--- What is needed ---
Read the lines below. Copy out any that hold the string "disease".

--- Supplied data ---
________

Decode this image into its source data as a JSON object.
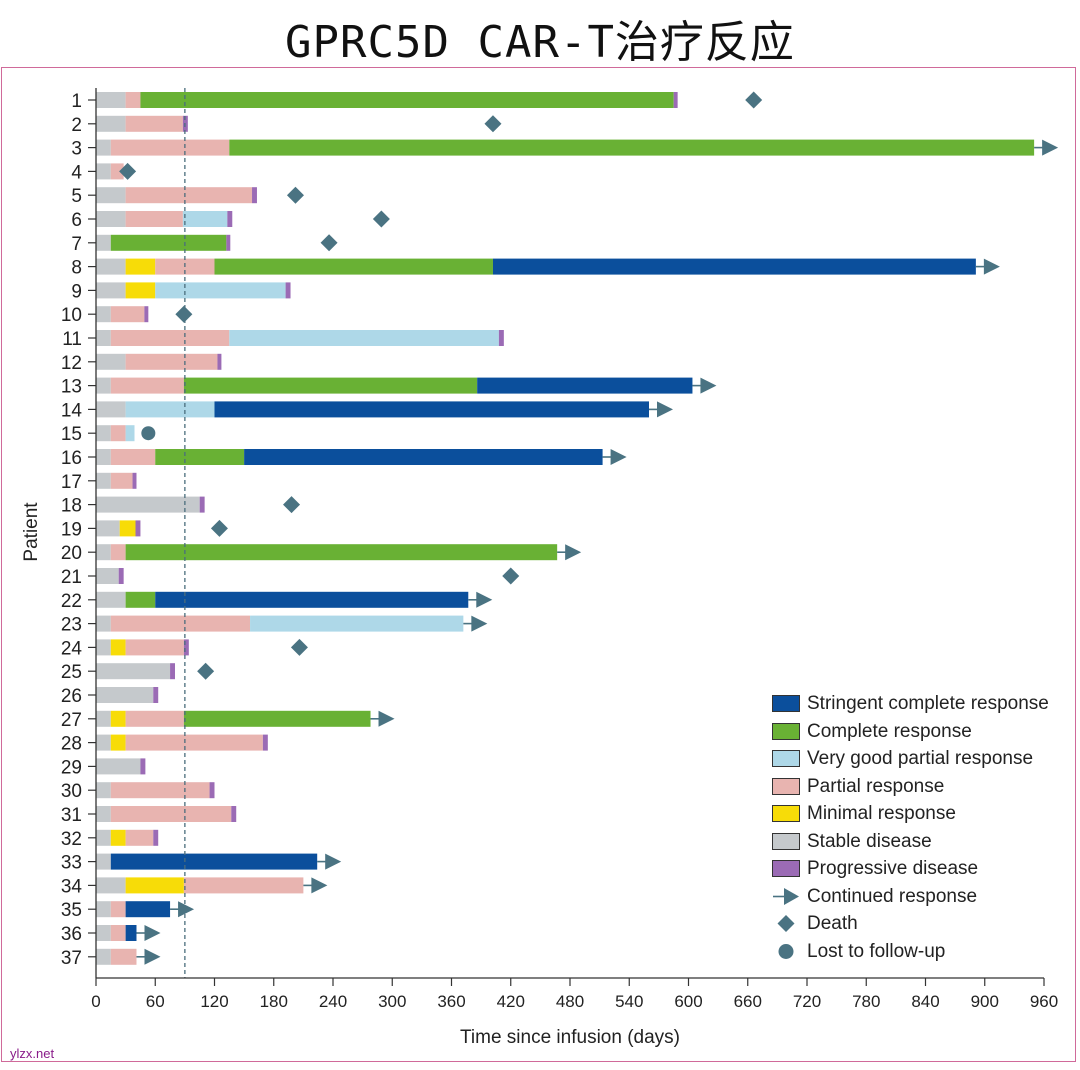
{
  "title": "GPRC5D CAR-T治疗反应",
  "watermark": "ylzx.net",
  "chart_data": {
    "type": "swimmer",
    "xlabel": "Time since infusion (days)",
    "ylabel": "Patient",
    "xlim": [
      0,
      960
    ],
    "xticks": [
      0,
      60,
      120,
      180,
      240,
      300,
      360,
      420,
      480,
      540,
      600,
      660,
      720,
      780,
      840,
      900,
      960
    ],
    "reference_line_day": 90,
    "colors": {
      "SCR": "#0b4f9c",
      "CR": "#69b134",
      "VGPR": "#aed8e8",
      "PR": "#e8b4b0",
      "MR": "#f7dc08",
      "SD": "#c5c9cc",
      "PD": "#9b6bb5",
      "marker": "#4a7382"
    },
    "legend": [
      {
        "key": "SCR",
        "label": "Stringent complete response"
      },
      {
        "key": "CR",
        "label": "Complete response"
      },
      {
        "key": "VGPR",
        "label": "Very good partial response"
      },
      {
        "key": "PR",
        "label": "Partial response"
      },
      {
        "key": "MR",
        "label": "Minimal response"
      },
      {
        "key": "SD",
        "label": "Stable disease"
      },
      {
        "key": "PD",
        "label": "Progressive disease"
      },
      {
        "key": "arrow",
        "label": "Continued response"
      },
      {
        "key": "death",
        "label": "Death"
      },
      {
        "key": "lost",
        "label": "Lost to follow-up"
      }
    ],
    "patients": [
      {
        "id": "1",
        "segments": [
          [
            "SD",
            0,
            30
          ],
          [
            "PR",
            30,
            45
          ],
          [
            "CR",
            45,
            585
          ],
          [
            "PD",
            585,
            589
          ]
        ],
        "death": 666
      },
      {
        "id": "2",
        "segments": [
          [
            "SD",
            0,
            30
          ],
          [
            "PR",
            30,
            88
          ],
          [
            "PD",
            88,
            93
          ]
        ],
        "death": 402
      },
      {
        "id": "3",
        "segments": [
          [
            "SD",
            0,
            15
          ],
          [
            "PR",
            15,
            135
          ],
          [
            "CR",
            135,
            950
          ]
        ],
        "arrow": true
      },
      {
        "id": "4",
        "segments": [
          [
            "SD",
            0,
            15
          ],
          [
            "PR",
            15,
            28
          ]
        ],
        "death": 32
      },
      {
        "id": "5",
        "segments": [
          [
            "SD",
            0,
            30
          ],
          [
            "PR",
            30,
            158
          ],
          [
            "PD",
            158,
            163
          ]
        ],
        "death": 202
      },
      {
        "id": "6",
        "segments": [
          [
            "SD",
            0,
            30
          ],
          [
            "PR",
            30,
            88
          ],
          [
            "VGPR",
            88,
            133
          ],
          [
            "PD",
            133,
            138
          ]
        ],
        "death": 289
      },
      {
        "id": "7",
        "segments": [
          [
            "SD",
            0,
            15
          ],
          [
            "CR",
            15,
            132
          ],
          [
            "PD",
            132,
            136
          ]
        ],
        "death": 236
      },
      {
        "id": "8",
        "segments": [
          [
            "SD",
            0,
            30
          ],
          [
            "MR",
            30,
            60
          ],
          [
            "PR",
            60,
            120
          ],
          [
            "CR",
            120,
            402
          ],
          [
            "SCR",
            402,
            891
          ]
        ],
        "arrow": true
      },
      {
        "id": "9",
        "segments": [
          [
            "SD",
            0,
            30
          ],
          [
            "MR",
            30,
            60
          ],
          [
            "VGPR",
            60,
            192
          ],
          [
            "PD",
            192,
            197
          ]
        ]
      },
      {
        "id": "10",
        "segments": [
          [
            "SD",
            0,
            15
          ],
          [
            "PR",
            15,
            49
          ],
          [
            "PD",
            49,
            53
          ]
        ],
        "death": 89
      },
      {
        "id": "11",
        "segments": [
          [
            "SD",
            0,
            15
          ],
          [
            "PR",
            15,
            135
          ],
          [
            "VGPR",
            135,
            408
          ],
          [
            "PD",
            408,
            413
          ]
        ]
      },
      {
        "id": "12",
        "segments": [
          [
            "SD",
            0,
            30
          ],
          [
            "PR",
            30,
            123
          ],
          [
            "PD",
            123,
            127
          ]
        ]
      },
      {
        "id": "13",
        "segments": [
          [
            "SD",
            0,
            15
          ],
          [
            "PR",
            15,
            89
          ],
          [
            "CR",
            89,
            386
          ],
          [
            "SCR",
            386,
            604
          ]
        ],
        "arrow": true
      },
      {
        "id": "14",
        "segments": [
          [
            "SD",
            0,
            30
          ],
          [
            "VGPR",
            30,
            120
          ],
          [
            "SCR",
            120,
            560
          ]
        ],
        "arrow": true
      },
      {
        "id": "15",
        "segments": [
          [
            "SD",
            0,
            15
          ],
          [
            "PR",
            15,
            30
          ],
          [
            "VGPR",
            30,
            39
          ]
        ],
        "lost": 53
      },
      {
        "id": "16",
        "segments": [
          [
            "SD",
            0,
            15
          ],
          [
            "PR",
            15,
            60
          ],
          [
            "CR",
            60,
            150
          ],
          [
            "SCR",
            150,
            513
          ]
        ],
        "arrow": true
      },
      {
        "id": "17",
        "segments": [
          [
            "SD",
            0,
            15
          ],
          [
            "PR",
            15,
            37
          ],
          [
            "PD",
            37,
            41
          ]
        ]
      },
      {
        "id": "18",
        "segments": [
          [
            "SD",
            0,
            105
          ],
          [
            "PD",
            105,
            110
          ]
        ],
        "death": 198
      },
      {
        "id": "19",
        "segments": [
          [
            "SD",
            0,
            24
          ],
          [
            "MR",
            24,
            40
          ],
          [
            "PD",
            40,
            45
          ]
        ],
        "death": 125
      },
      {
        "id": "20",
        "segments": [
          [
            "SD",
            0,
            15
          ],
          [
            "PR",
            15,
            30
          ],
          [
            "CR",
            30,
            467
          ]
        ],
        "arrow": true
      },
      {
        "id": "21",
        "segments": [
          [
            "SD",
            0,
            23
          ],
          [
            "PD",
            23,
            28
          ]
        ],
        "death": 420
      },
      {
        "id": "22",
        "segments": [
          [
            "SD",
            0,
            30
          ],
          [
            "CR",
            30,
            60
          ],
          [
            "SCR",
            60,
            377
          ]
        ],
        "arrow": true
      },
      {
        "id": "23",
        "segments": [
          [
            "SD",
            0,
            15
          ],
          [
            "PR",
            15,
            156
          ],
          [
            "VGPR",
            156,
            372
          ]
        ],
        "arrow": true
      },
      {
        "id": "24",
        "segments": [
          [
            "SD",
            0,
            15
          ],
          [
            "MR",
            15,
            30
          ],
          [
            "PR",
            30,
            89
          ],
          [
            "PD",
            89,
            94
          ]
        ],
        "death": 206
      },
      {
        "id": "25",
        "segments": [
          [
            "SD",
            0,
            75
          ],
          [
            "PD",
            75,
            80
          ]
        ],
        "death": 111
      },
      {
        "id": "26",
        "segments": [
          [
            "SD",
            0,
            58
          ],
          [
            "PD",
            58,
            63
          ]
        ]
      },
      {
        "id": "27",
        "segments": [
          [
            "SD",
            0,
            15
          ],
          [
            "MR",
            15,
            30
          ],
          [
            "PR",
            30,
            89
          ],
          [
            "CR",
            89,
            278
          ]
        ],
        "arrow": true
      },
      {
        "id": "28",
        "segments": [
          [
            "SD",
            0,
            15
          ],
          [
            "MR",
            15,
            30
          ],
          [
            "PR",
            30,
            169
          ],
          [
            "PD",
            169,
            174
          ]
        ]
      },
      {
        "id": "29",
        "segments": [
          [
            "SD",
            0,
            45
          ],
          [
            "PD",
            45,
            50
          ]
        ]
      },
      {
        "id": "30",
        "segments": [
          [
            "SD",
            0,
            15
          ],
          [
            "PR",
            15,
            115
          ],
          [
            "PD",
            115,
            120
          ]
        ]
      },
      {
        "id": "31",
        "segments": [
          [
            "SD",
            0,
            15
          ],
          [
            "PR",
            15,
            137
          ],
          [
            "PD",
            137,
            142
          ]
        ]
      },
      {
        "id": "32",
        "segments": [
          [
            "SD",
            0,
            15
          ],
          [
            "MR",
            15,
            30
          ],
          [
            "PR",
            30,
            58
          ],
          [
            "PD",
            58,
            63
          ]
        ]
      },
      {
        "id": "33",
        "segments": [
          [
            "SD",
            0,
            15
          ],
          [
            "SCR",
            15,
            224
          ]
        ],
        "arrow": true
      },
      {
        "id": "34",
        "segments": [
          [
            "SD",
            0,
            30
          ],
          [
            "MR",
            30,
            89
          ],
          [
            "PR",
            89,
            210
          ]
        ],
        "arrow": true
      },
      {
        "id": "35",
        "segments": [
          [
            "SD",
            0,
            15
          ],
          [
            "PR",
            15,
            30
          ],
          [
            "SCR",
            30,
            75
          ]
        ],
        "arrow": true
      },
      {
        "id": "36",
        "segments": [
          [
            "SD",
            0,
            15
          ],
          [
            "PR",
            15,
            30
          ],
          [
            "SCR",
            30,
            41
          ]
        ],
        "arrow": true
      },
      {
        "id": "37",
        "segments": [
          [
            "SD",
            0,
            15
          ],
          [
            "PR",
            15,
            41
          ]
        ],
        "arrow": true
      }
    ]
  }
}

________

--- Answer ---
        "label": "Stable disease"
        "label": "Progressive disease"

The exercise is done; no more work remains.